RECORDS SHOWN –
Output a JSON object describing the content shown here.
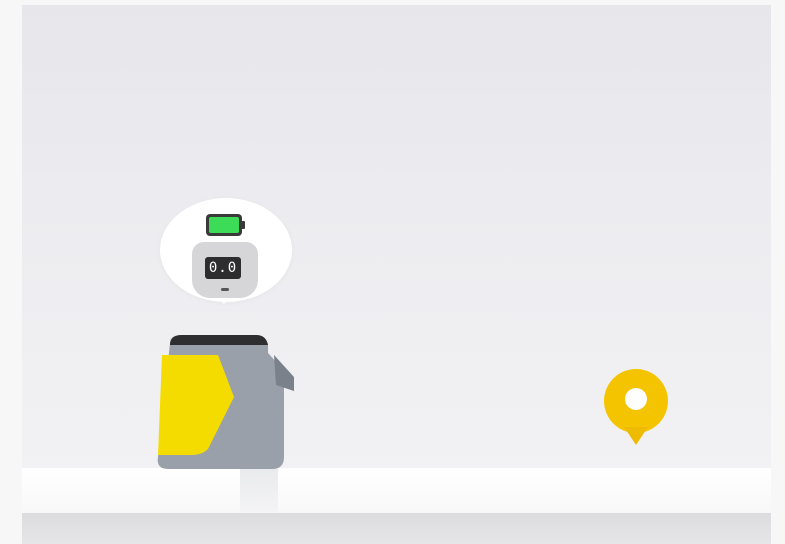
{
  "status_bubble": {
    "battery_level": 1.0,
    "display_value": "0.0",
    "colors": {
      "battery": "#3ddc58",
      "screen": "#2d2d2f"
    }
  },
  "robot": {
    "accent_color": "#f5dc00",
    "body_color": "#9aa0aa",
    "icon": "delivery-robot-icon"
  },
  "destination": {
    "icon": "location-pin-icon",
    "color": "#f5c400"
  },
  "scene": {
    "background": "#ececf0",
    "beam": "#ffffff"
  }
}
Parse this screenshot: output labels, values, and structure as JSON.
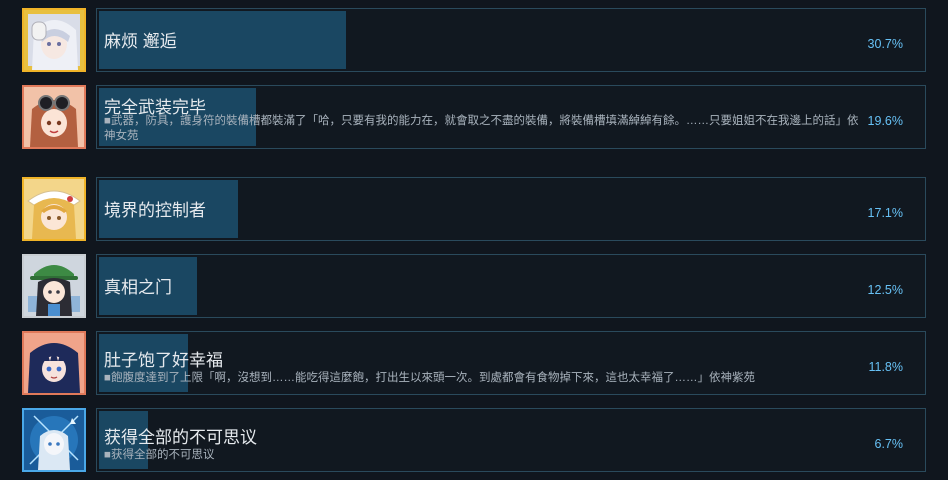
{
  "achievements": [
    {
      "title": "麻烦 邂逅",
      "description": "",
      "percent_label": "30.7%",
      "percent": 30.7,
      "avatar_icon": "white-haired-character-icon",
      "frame_color": "#f0b428"
    },
    {
      "title": "完全武装完毕",
      "description": "■武器，防具，護身符的裝備槽都裝滿了「哈，只要有我的能力在，就會取之不盡的裝備，將裝備槽填滿綽綽有餘。……只要姐姐不在我邊上的話」依神女苑",
      "percent_label": "19.6%",
      "percent": 19.6,
      "avatar_icon": "goggles-character-icon",
      "frame_color": "#e0795a"
    },
    {
      "title": "境界的控制者",
      "description": "",
      "percent_label": "17.1%",
      "percent": 17.1,
      "avatar_icon": "blonde-character-icon",
      "frame_color": "#f0b428"
    },
    {
      "title": "真相之门",
      "description": "",
      "percent_label": "12.5%",
      "percent": 12.5,
      "avatar_icon": "green-hat-character-icon",
      "frame_color": "#c8cdd2"
    },
    {
      "title": "肚子饱了好幸福",
      "description": "■飽腹度達到了上限「啊，沒想到……能吃得這麼飽，打出生以來頭一次。到處都會有食物掉下來，這也太幸福了……」依神紫苑",
      "percent_label": "11.8%",
      "percent": 11.8,
      "avatar_icon": "dark-haired-character-icon",
      "frame_color": "#e0795a"
    },
    {
      "title": "获得全部的不可思议",
      "description": "■获得全部的不可思议",
      "percent_label": "6.7%",
      "percent": 6.7,
      "avatar_icon": "ice-character-icon",
      "frame_color": "#4aa8e8"
    }
  ]
}
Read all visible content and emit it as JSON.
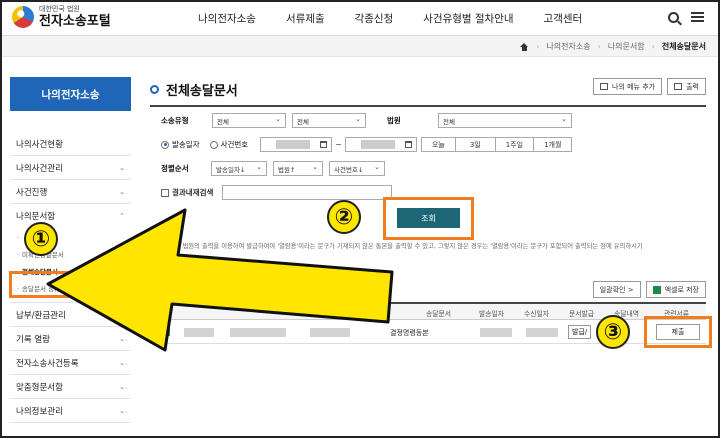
{
  "header": {
    "logo_sub": "대한민국 법원",
    "logo_main": "전자소송포털",
    "nav": [
      "나의전자소송",
      "서류제출",
      "각종신청",
      "사건유형별 절차안내",
      "고객센터"
    ]
  },
  "breadcrumb": [
    "나의전자소송",
    "나의문서함",
    "전체송달문서"
  ],
  "sidebar": {
    "title": "나의전자소송",
    "items": [
      {
        "label": "나의사건현황",
        "chev": ""
      },
      {
        "label": "나의사건관리",
        "chev": "⌄"
      },
      {
        "label": "사건진행",
        "chev": "⌄"
      },
      {
        "label": "나의문서함",
        "chev": "⌃"
      }
    ],
    "sub_items": [
      "",
      "미확인송달문서",
      "전체송달문서",
      "송달문서 정(등)본발급"
    ],
    "items_after": [
      {
        "label": "납부/환급관리",
        "chev": "⌄"
      },
      {
        "label": "기록 열람",
        "chev": "⌄"
      },
      {
        "label": "전자소송사건등록",
        "chev": "⌄"
      },
      {
        "label": "맞춤형문서함",
        "chev": "⌄"
      },
      {
        "label": "나의정보관리",
        "chev": "⌄"
      }
    ]
  },
  "main": {
    "title": "전체송달문서",
    "menu_add": "나의 메뉴 추가",
    "print": "출력",
    "form": {
      "case_type_label": "소송유형",
      "case_type_1": "전체",
      "case_type_2": "전체",
      "court_label": "법원",
      "court_value": "전체",
      "radio_date": "발송일자",
      "radio_case": "사건번호",
      "date_sep": "~",
      "periods": [
        "오늘",
        "3일",
        "1주일",
        "1개월"
      ],
      "sort_label": "정렬순서",
      "sort_1": "발송일자↓",
      "sort_2": "법원↑",
      "sort_3": "사건번호↓",
      "research_label": "결과내재검색",
      "search_btn": "조회"
    },
    "notice": "※ 대한민국 법원의 출력을 이용하여 발급하여야 '열람용'이라는 문구가 기재되지 않은 통본을 출력할 수 있고, 그렇지 않은 경우는 '열람용'이라는 문구가 포함되어 출력되는 점에 유의하시기",
    "confirm_btn": "일괄확인 >",
    "excel_btn": "엑셀로 저장",
    "table": {
      "headers": [
        "송달문서",
        "발송일자",
        "수신일자",
        "문서발급",
        "송달내역",
        "관련서류"
      ],
      "row": {
        "doc": "결정명령등본",
        "issue": "발급/",
        "submit": "제출"
      }
    }
  },
  "annotations": {
    "badge1": "①",
    "badge2": "②",
    "badge3": "③"
  },
  "colors": {
    "primary": "#1f66b9",
    "search_button": "#1d6675",
    "highlight": "#f27d1c",
    "arrow": "#ffe600"
  }
}
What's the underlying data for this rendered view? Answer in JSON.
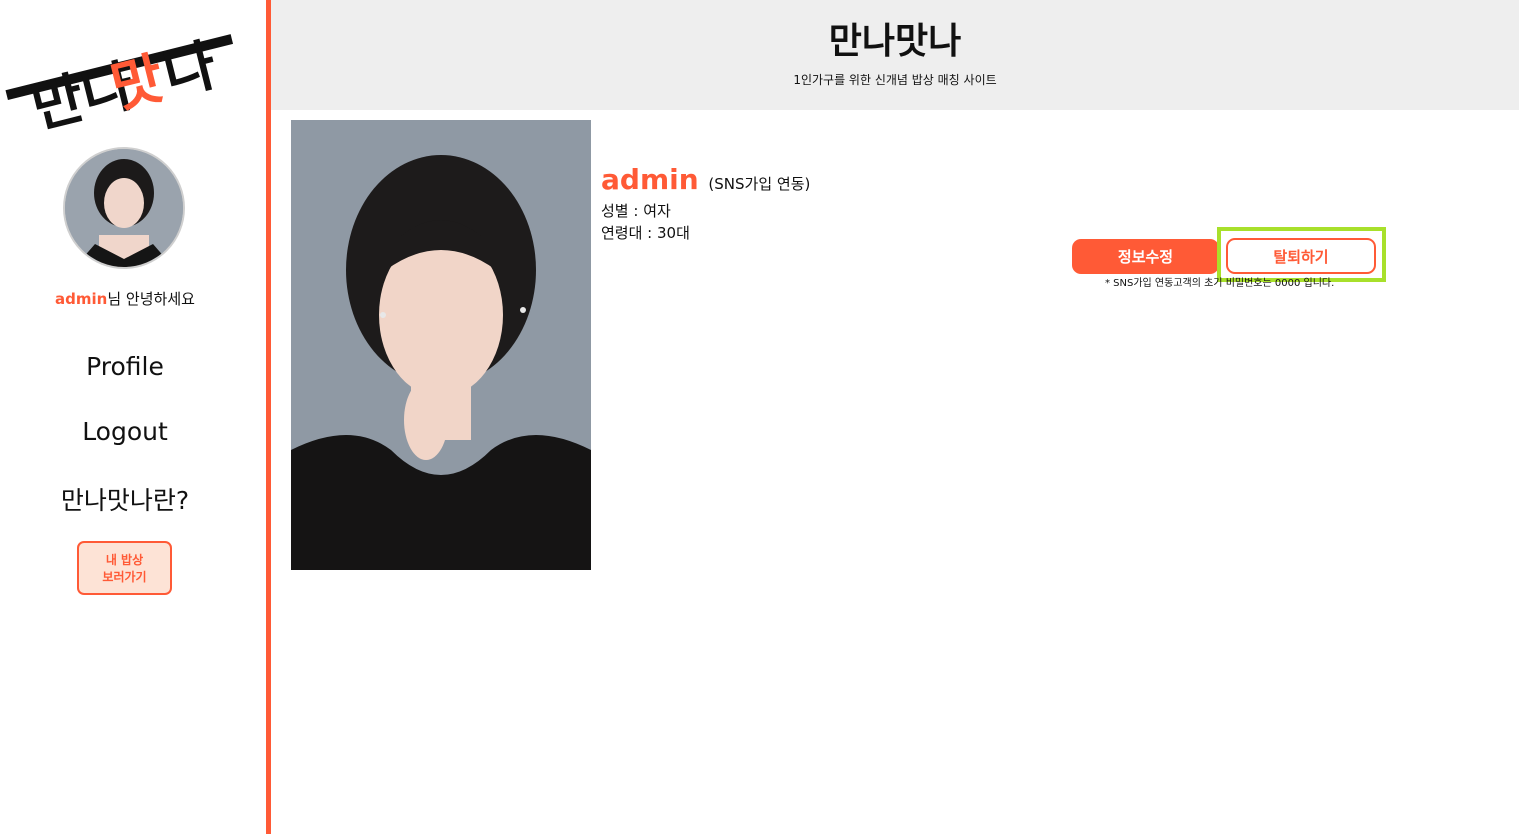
{
  "app": {
    "logo_text": "만나맛나",
    "header_title": "만나맛나",
    "header_subtitle": "1인가구를 위한 신개념 밥상 매칭 사이트"
  },
  "sidebar": {
    "greeting_user": "admin",
    "greeting_suffix": "님 안녕하세요",
    "nav": [
      "Profile",
      "Logout",
      "만나맛나란?"
    ],
    "mybab_line1": "내 밥상",
    "mybab_line2": "보러가기"
  },
  "profile": {
    "username": "admin",
    "sns_label": "(SNS가입 연동)",
    "gender": "성별 : 여자",
    "age_group": "연령대 : 30대",
    "edit_button": "정보수정",
    "withdraw_button": "탈퇴하기",
    "note": "* SNS가입 연동고객의 초기 비밀번호는 0000 입니다."
  },
  "colors": {
    "accent": "#ff5a36",
    "header_bg": "#eeeeee",
    "highlight": "#a8e02b"
  }
}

PROMPT – Write out again every line above exactly as given; the pictures do not belong in the copy.

OUTPUT BELOW –
Output a JSON object describing the content shown here.
{
  "status_bubble": {
    "battery_level": 1.0,
    "display_value": "0.0",
    "colors": {
      "battery": "#3ddc58",
      "screen": "#2d2d2f"
    }
  },
  "robot": {
    "accent_color": "#f5dc00",
    "body_color": "#9aa0aa",
    "icon": "delivery-robot-icon"
  },
  "destination": {
    "icon": "location-pin-icon",
    "color": "#f5c400"
  },
  "scene": {
    "background": "#ececf0",
    "beam": "#ffffff"
  }
}
Parse this screenshot: output labels, values, and structure as JSON.
{
  "achievements": [
    {
      "title": "麻烦 邂逅",
      "description": "",
      "percent_label": "30.7%",
      "percent": 30.7,
      "avatar_icon": "white-haired-character-icon",
      "frame_color": "#f0b428"
    },
    {
      "title": "完全武装完毕",
      "description": "■武器，防具，護身符的裝備槽都裝滿了「哈，只要有我的能力在，就會取之不盡的裝備，將裝備槽填滿綽綽有餘。……只要姐姐不在我邊上的話」依神女苑",
      "percent_label": "19.6%",
      "percent": 19.6,
      "avatar_icon": "goggles-character-icon",
      "frame_color": "#e0795a"
    },
    {
      "title": "境界的控制者",
      "description": "",
      "percent_label": "17.1%",
      "percent": 17.1,
      "avatar_icon": "blonde-character-icon",
      "frame_color": "#f0b428"
    },
    {
      "title": "真相之门",
      "description": "",
      "percent_label": "12.5%",
      "percent": 12.5,
      "avatar_icon": "green-hat-character-icon",
      "frame_color": "#c8cdd2"
    },
    {
      "title": "肚子饱了好幸福",
      "description": "■飽腹度達到了上限「啊，沒想到……能吃得這麼飽，打出生以來頭一次。到處都會有食物掉下來，這也太幸福了……」依神紫苑",
      "percent_label": "11.8%",
      "percent": 11.8,
      "avatar_icon": "dark-haired-character-icon",
      "frame_color": "#e0795a"
    },
    {
      "title": "获得全部的不可思议",
      "description": "■获得全部的不可思议",
      "percent_label": "6.7%",
      "percent": 6.7,
      "avatar_icon": "ice-character-icon",
      "frame_color": "#4aa8e8"
    }
  ]
}
Read all visible content and emit it as JSON.
{
  "header": {
    "logo_sub": "대한민국 법원",
    "logo_main": "전자소송포털",
    "nav": [
      "나의전자소송",
      "서류제출",
      "각종신청",
      "사건유형별 절차안내",
      "고객센터"
    ]
  },
  "breadcrumb": [
    "나의전자소송",
    "나의문서함",
    "전체송달문서"
  ],
  "sidebar": {
    "title": "나의전자소송",
    "items": [
      {
        "label": "나의사건현황",
        "chev": ""
      },
      {
        "label": "나의사건관리",
        "chev": "⌄"
      },
      {
        "label": "사건진행",
        "chev": "⌄"
      },
      {
        "label": "나의문서함",
        "chev": "⌃"
      }
    ],
    "sub_items": [
      "",
      "미확인송달문서",
      "전체송달문서",
      "송달문서 정(등)본발급"
    ],
    "items_after": [
      {
        "label": "납부/환급관리",
        "chev": "⌄"
      },
      {
        "label": "기록 열람",
        "chev": "⌄"
      },
      {
        "label": "전자소송사건등록",
        "chev": "⌄"
      },
      {
        "label": "맞춤형문서함",
        "chev": "⌄"
      },
      {
        "label": "나의정보관리",
        "chev": "⌄"
      }
    ]
  },
  "main": {
    "title": "전체송달문서",
    "menu_add": "나의 메뉴 추가",
    "print": "출력",
    "form": {
      "case_type_label": "소송유형",
      "case_type_1": "전체",
      "case_type_2": "전체",
      "court_label": "법원",
      "court_value": "전체",
      "radio_date": "발송일자",
      "radio_case": "사건번호",
      "date_sep": "~",
      "periods": [
        "오늘",
        "3일",
        "1주일",
        "1개월"
      ],
      "sort_label": "정렬순서",
      "sort_1": "발송일자↓",
      "sort_2": "법원↑",
      "sort_3": "사건번호↓",
      "research_label": "결과내재검색",
      "search_btn": "조회"
    },
    "notice": "※ 대한민국 법원의 출력을 이용하여 발급하여야 '열람용'이라는 문구가 기재되지 않은 통본을 출력할 수 있고, 그렇지 않은 경우는 '열람용'이라는 문구가 포함되어 출력되는 점에 유의하시기",
    "confirm_btn": "일괄확인 >",
    "excel_btn": "엑셀로 저장",
    "table": {
      "headers": [
        "송달문서",
        "발송일자",
        "수신일자",
        "문서발급",
        "송달내역",
        "관련서류"
      ],
      "row": {
        "doc": "결정명령등본",
        "issue": "발급/",
        "submit": "제출"
      }
    }
  },
  "annotations": {
    "badge1": "①",
    "badge2": "②",
    "badge3": "③"
  },
  "colors": {
    "primary": "#1f66b9",
    "search_button": "#1d6675",
    "highlight": "#f27d1c",
    "arrow": "#ffe600"
  }
}
What's the underlying data for this rendered view? Answer in JSON.
{
  "app": {
    "logo_text": "만나맛나",
    "header_title": "만나맛나",
    "header_subtitle": "1인가구를 위한 신개념 밥상 매칭 사이트"
  },
  "sidebar": {
    "greeting_user": "admin",
    "greeting_suffix": "님 안녕하세요",
    "nav": [
      "Profile",
      "Logout",
      "만나맛나란?"
    ],
    "mybab_line1": "내 밥상",
    "mybab_line2": "보러가기"
  },
  "profile": {
    "username": "admin",
    "sns_label": "(SNS가입 연동)",
    "gender": "성별 : 여자",
    "age_group": "연령대 : 30대",
    "edit_button": "정보수정",
    "withdraw_button": "탈퇴하기",
    "note": "* SNS가입 연동고객의 초기 비밀번호는 0000 입니다."
  },
  "colors": {
    "accent": "#ff5a36",
    "header_bg": "#eeeeee",
    "highlight": "#a8e02b"
  }
}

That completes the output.